TASK STATEMENT
Please write the listing below out again exactly, leaving every picture behind.

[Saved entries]
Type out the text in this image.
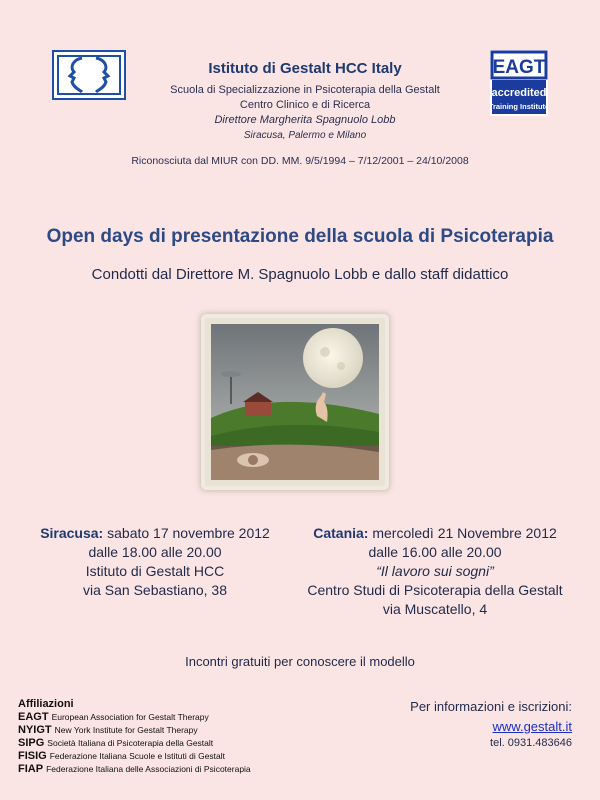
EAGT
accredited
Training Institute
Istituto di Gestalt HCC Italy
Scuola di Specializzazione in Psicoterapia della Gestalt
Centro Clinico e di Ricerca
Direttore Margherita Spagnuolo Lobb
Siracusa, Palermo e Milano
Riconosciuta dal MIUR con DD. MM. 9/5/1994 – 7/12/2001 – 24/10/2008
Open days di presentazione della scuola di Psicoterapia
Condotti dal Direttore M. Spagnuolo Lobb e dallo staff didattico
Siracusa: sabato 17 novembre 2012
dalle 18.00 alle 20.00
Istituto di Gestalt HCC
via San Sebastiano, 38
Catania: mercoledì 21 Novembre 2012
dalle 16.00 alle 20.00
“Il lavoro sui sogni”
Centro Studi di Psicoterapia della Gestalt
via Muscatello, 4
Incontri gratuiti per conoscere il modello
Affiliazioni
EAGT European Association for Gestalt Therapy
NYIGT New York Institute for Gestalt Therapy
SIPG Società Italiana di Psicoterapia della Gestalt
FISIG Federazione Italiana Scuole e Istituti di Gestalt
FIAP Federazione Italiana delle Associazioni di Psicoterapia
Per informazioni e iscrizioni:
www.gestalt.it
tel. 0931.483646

TASK SOLUTION
Type out the text in this image.
EAGT
accredited
Training Institute
Istituto di Gestalt HCC Italy
Scuola di Specializzazione in Psicoterapia della Gestalt
Centro Clinico e di Ricerca
Direttore Margherita Spagnuolo Lobb
Siracusa, Palermo e Milano
Riconosciuta dal MIUR con DD. MM. 9/5/1994 – 7/12/2001 – 24/10/2008
Open days di presentazione della scuola di Psicoterapia
Condotti dal Direttore M. Spagnuolo Lobb e dallo staff didattico
Siracusa: sabato 17 novembre 2012
dalle 18.00 alle 20.00
Istituto di Gestalt HCC
via San Sebastiano, 38
Catania: mercoledì 21 Novembre 2012
dalle 16.00 alle 20.00
“Il lavoro sui sogni”
Centro Studi di Psicoterapia della Gestalt
via Muscatello, 4
Incontri gratuiti per conoscere il modello
Affiliazioni
EAGT European Association for Gestalt Therapy
NYIGT New York Institute for Gestalt Therapy
SIPG Società Italiana di Psicoterapia della Gestalt
FISIG Federazione Italiana Scuole e Istituti di Gestalt
FIAP Federazione Italiana delle Associazioni di Psicoterapia
Per informazioni e iscrizioni:
www.gestalt.it
tel. 0931.483646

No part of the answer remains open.